Transcribe every entry below word for word, but skip the pictures.

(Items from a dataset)
____________________
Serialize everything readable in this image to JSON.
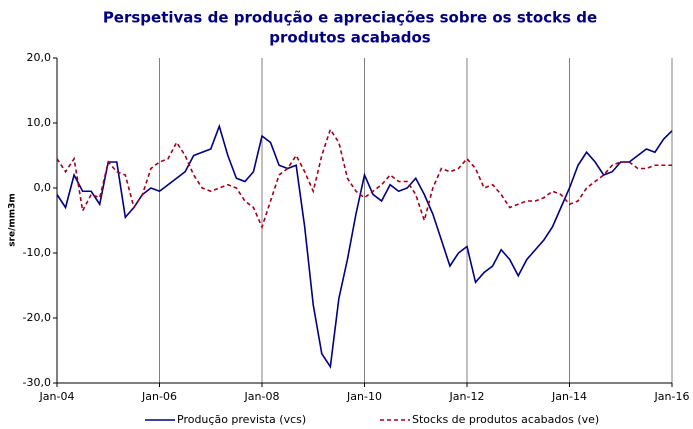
{
  "chart_data": {
    "type": "line",
    "title": [
      "Perspetivas de produção e apreciações sobre os stocks de",
      "produtos acabados"
    ],
    "y_label": "sre/mm3m",
    "categories": [
      "Jan-04",
      null,
      null,
      null,
      null,
      null,
      null,
      null,
      null,
      null,
      null,
      null,
      "Jan-06",
      null,
      null,
      null,
      null,
      null,
      null,
      null,
      null,
      null,
      null,
      null,
      "Jan-08",
      null,
      null,
      null,
      null,
      null,
      null,
      null,
      null,
      null,
      null,
      null,
      "Jan-10",
      null,
      null,
      null,
      null,
      null,
      null,
      null,
      null,
      null,
      null,
      null,
      "Jan-12",
      null,
      null,
      null,
      null,
      null,
      null,
      null,
      null,
      null,
      null,
      null,
      "Jan-14",
      null,
      null,
      null,
      null,
      null,
      null,
      null,
      null,
      null,
      null,
      null,
      "Jan-16"
    ],
    "series": [
      {
        "name": "Produção prevista (vcs)",
        "color": "#000080",
        "dashed": false,
        "values": [
          -1,
          -3,
          2,
          -0.5,
          -0.5,
          -2.5,
          4,
          4,
          -4.5,
          -3,
          -1,
          0,
          -0.5,
          0.5,
          1.5,
          2.5,
          5,
          5.5,
          6,
          9.5,
          5,
          1.5,
          1,
          2.5,
          8,
          7,
          3.5,
          3,
          3.5,
          -6,
          -18,
          -25.5,
          -27.5,
          -17,
          -11,
          -4,
          2,
          -1,
          -2,
          0.5,
          -0.5,
          0,
          1.5,
          -1,
          -4,
          -8,
          -12,
          -10,
          -9,
          -14.5,
          -13,
          -12,
          -9.5,
          -11,
          -13.5,
          -11,
          -9.5,
          -8,
          -6,
          -3,
          0,
          3.5,
          5.5,
          4,
          2,
          2.5,
          4,
          4,
          5,
          6,
          5.5,
          7.5,
          8.8
        ]
      },
      {
        "name": "Stocks de produtos acabados (ve)",
        "color": "#a0001e",
        "dashed": true,
        "values": [
          4.5,
          2.5,
          4.5,
          -3.5,
          -1,
          -1.5,
          4,
          2.5,
          2,
          -3,
          -1,
          3,
          4,
          4.5,
          7,
          5,
          2,
          0,
          -0.5,
          0,
          0.5,
          0,
          -2,
          -3,
          -6,
          -2,
          2,
          3,
          5,
          2.5,
          -0.5,
          5,
          9,
          7,
          1.5,
          -0.5,
          -1.5,
          -0.5,
          0.5,
          2,
          1,
          1,
          -1,
          -5,
          0,
          3,
          2.5,
          3,
          4.5,
          3,
          0,
          0.5,
          -1,
          -3,
          -2.5,
          -2,
          -2,
          -1.5,
          -0.5,
          -1,
          -2.5,
          -2,
          0,
          1,
          2,
          3.5,
          4,
          4,
          3,
          3,
          3.5,
          3.5,
          3.5
        ]
      }
    ],
    "ylim": [
      -30,
      20
    ],
    "yticks": [
      {
        "value": -30,
        "label": "-30,0"
      },
      {
        "value": -20,
        "label": "-20,0"
      },
      {
        "value": -10,
        "label": "-10,0"
      },
      {
        "value": 0,
        "label": "0,0"
      },
      {
        "value": 10,
        "label": "10,0"
      },
      {
        "value": 20,
        "label": "20,0"
      }
    ],
    "grid_x": true
  }
}
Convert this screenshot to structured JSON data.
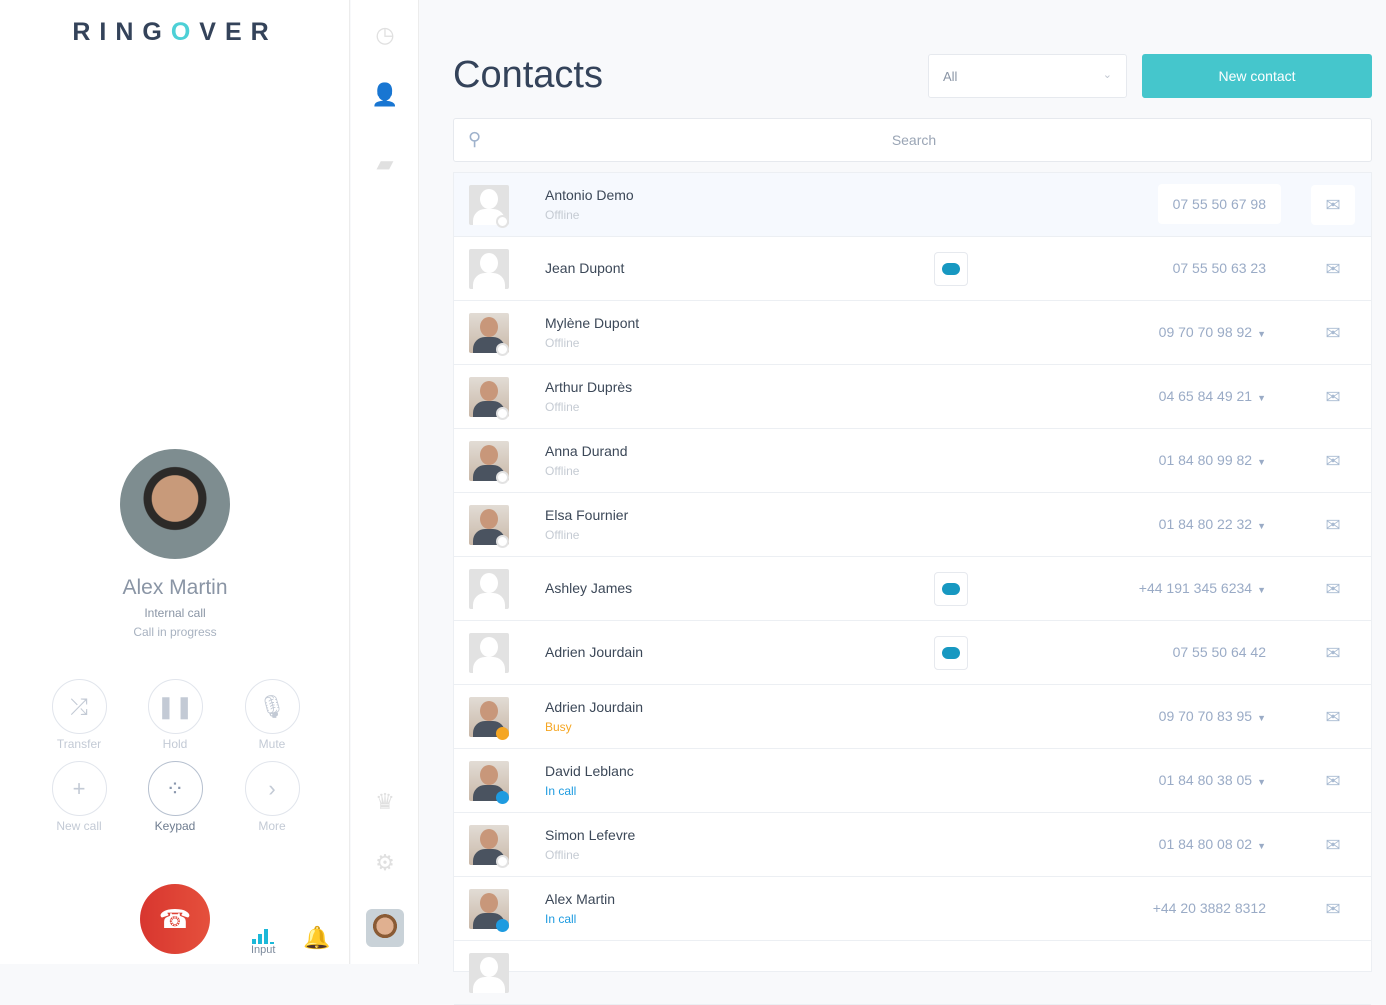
{
  "brand": {
    "logo_pre": "RING",
    "logo_o": "O",
    "logo_post": "VER"
  },
  "call": {
    "name": "Alex Martin",
    "type": "Internal call",
    "status": "Call in progress",
    "buttons": [
      {
        "label": "Transfer",
        "icon": "shuffle-icon",
        "glyph": "⤮"
      },
      {
        "label": "Hold",
        "icon": "pause-icon",
        "glyph": "❚❚"
      },
      {
        "label": "Mute",
        "icon": "mic-off-icon",
        "glyph": "🎙"
      },
      {
        "label": "New call",
        "icon": "plus-icon",
        "glyph": "+"
      },
      {
        "label": "Keypad",
        "icon": "keypad-icon",
        "glyph": "⁘"
      },
      {
        "label": "More",
        "icon": "chevron-right-icon",
        "glyph": "›"
      }
    ],
    "input_label": "Input"
  },
  "main": {
    "title": "Contacts",
    "filter": "All",
    "new_contact": "New contact",
    "search_placeholder": "Search"
  },
  "contacts": [
    {
      "name": "Antonio Demo",
      "status": "Offline",
      "phone": "07 55 50 67 98",
      "photo": false,
      "salesforce": false,
      "dropdown": false
    },
    {
      "name": "Jean Dupont",
      "status": "",
      "phone": "07 55 50 63 23",
      "photo": false,
      "salesforce": true,
      "dropdown": false
    },
    {
      "name": "Mylène Dupont",
      "status": "Offline",
      "phone": "09 70 70 98 92",
      "photo": true,
      "salesforce": false,
      "dropdown": true
    },
    {
      "name": "Arthur Duprès",
      "status": "Offline",
      "phone": "04 65 84 49 21",
      "photo": true,
      "salesforce": false,
      "dropdown": true
    },
    {
      "name": "Anna Durand",
      "status": "Offline",
      "phone": "01 84 80 99 82",
      "photo": true,
      "salesforce": false,
      "dropdown": true
    },
    {
      "name": "Elsa Fournier",
      "status": "Offline",
      "phone": "01 84 80 22 32",
      "photo": true,
      "salesforce": false,
      "dropdown": true
    },
    {
      "name": "Ashley James",
      "status": "",
      "phone": "+44 191 345 6234",
      "photo": false,
      "salesforce": true,
      "dropdown": true
    },
    {
      "name": "Adrien Jourdain",
      "status": "",
      "phone": "07 55 50 64 42",
      "photo": false,
      "salesforce": true,
      "dropdown": false
    },
    {
      "name": "Adrien Jourdain",
      "status": "Busy",
      "phone": "09 70 70 83 95",
      "photo": true,
      "salesforce": false,
      "dropdown": true
    },
    {
      "name": "David Leblanc",
      "status": "In call",
      "phone": "01 84 80 38 05",
      "photo": true,
      "salesforce": false,
      "dropdown": true
    },
    {
      "name": "Simon Lefevre",
      "status": "Offline",
      "phone": "01 84 80 08 02",
      "photo": true,
      "salesforce": false,
      "dropdown": true
    },
    {
      "name": "Alex Martin",
      "status": "In call",
      "phone": "+44 20 3882 8312",
      "photo": true,
      "salesforce": false,
      "dropdown": false
    }
  ],
  "colors": {
    "accent": "#45c6cc",
    "hangup": "#d8362f",
    "busy": "#f5a623",
    "in_call": "#1e9be0"
  }
}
____________________
◆ **Task solution**
Serialize everything readable in this image to JSON.
{
  "chart_data": {
    "type": "line",
    "title": [
      "Perspetivas de produção e apreciações sobre os stocks de",
      "produtos acabados"
    ],
    "y_label": "sre/mm3m",
    "categories": [
      "Jan-04",
      null,
      null,
      null,
      null,
      null,
      null,
      null,
      null,
      null,
      null,
      null,
      "Jan-06",
      null,
      null,
      null,
      null,
      null,
      null,
      null,
      null,
      null,
      null,
      null,
      "Jan-08",
      null,
      null,
      null,
      null,
      null,
      null,
      null,
      null,
      null,
      null,
      null,
      "Jan-10",
      null,
      null,
      null,
      null,
      null,
      null,
      null,
      null,
      null,
      null,
      null,
      "Jan-12",
      null,
      null,
      null,
      null,
      null,
      null,
      null,
      null,
      null,
      null,
      null,
      "Jan-14",
      null,
      null,
      null,
      null,
      null,
      null,
      null,
      null,
      null,
      null,
      null,
      "Jan-16"
    ],
    "series": [
      {
        "name": "Produção prevista (vcs)",
        "color": "#000080",
        "dashed": false,
        "values": [
          -1,
          -3,
          2,
          -0.5,
          -0.5,
          -2.5,
          4,
          4,
          -4.5,
          -3,
          -1,
          0,
          -0.5,
          0.5,
          1.5,
          2.5,
          5,
          5.5,
          6,
          9.5,
          5,
          1.5,
          1,
          2.5,
          8,
          7,
          3.5,
          3,
          3.5,
          -6,
          -18,
          -25.5,
          -27.5,
          -17,
          -11,
          -4,
          2,
          -1,
          -2,
          0.5,
          -0.5,
          0,
          1.5,
          -1,
          -4,
          -8,
          -12,
          -10,
          -9,
          -14.5,
          -13,
          -12,
          -9.5,
          -11,
          -13.5,
          -11,
          -9.5,
          -8,
          -6,
          -3,
          0,
          3.5,
          5.5,
          4,
          2,
          2.5,
          4,
          4,
          5,
          6,
          5.5,
          7.5,
          8.8
        ]
      },
      {
        "name": "Stocks de produtos acabados (ve)",
        "color": "#a0001e",
        "dashed": true,
        "values": [
          4.5,
          2.5,
          4.5,
          -3.5,
          -1,
          -1.5,
          4,
          2.5,
          2,
          -3,
          -1,
          3,
          4,
          4.5,
          7,
          5,
          2,
          0,
          -0.5,
          0,
          0.5,
          0,
          -2,
          -3,
          -6,
          -2,
          2,
          3,
          5,
          2.5,
          -0.5,
          5,
          9,
          7,
          1.5,
          -0.5,
          -1.5,
          -0.5,
          0.5,
          2,
          1,
          1,
          -1,
          -5,
          0,
          3,
          2.5,
          3,
          4.5,
          3,
          0,
          0.5,
          -1,
          -3,
          -2.5,
          -2,
          -2,
          -1.5,
          -0.5,
          -1,
          -2.5,
          -2,
          0,
          1,
          2,
          3.5,
          4,
          4,
          3,
          3,
          3.5,
          3.5,
          3.5
        ]
      }
    ],
    "ylim": [
      -30,
      20
    ],
    "yticks": [
      {
        "value": -30,
        "label": "-30,0"
      },
      {
        "value": -20,
        "label": "-20,0"
      },
      {
        "value": -10,
        "label": "-10,0"
      },
      {
        "value": 0,
        "label": "0,0"
      },
      {
        "value": 10,
        "label": "10,0"
      },
      {
        "value": 20,
        "label": "20,0"
      }
    ],
    "grid_x": true
  }
}
Convert this screenshot to structured JSON data.
{
  "brand": {
    "logo_pre": "RING",
    "logo_o": "O",
    "logo_post": "VER"
  },
  "call": {
    "name": "Alex Martin",
    "type": "Internal call",
    "status": "Call in progress",
    "buttons": [
      {
        "label": "Transfer",
        "icon": "shuffle-icon",
        "glyph": "⤮"
      },
      {
        "label": "Hold",
        "icon": "pause-icon",
        "glyph": "❚❚"
      },
      {
        "label": "Mute",
        "icon": "mic-off-icon",
        "glyph": "🎙"
      },
      {
        "label": "New call",
        "icon": "plus-icon",
        "glyph": "+"
      },
      {
        "label": "Keypad",
        "icon": "keypad-icon",
        "glyph": "⁘"
      },
      {
        "label": "More",
        "icon": "chevron-right-icon",
        "glyph": "›"
      }
    ],
    "input_label": "Input"
  },
  "main": {
    "title": "Contacts",
    "filter": "All",
    "new_contact": "New contact",
    "search_placeholder": "Search"
  },
  "contacts": [
    {
      "name": "Antonio Demo",
      "status": "Offline",
      "phone": "07 55 50 67 98",
      "photo": false,
      "salesforce": false,
      "dropdown": false
    },
    {
      "name": "Jean Dupont",
      "status": "",
      "phone": "07 55 50 63 23",
      "photo": false,
      "salesforce": true,
      "dropdown": false
    },
    {
      "name": "Mylène Dupont",
      "status": "Offline",
      "phone": "09 70 70 98 92",
      "photo": true,
      "salesforce": false,
      "dropdown": true
    },
    {
      "name": "Arthur Duprès",
      "status": "Offline",
      "phone": "04 65 84 49 21",
      "photo": true,
      "salesforce": false,
      "dropdown": true
    },
    {
      "name": "Anna Durand",
      "status": "Offline",
      "phone": "01 84 80 99 82",
      "photo": true,
      "salesforce": false,
      "dropdown": true
    },
    {
      "name": "Elsa Fournier",
      "status": "Offline",
      "phone": "01 84 80 22 32",
      "photo": true,
      "salesforce": false,
      "dropdown": true
    },
    {
      "name": "Ashley James",
      "status": "",
      "phone": "+44 191 345 6234",
      "photo": false,
      "salesforce": true,
      "dropdown": true
    },
    {
      "name": "Adrien Jourdain",
      "status": "",
      "phone": "07 55 50 64 42",
      "photo": false,
      "salesforce": true,
      "dropdown": false
    },
    {
      "name": "Adrien Jourdain",
      "status": "Busy",
      "phone": "09 70 70 83 95",
      "photo": true,
      "salesforce": false,
      "dropdown": true
    },
    {
      "name": "David Leblanc",
      "status": "In call",
      "phone": "01 84 80 38 05",
      "photo": true,
      "salesforce": false,
      "dropdown": true
    },
    {
      "name": "Simon Lefevre",
      "status": "Offline",
      "phone": "01 84 80 08 02",
      "photo": true,
      "salesforce": false,
      "dropdown": true
    },
    {
      "name": "Alex Martin",
      "status": "In call",
      "phone": "+44 20 3882 8312",
      "photo": true,
      "salesforce": false,
      "dropdown": false
    }
  ],
  "colors": {
    "accent": "#45c6cc",
    "hangup": "#d8362f",
    "busy": "#f5a623",
    "in_call": "#1e9be0"
  }
}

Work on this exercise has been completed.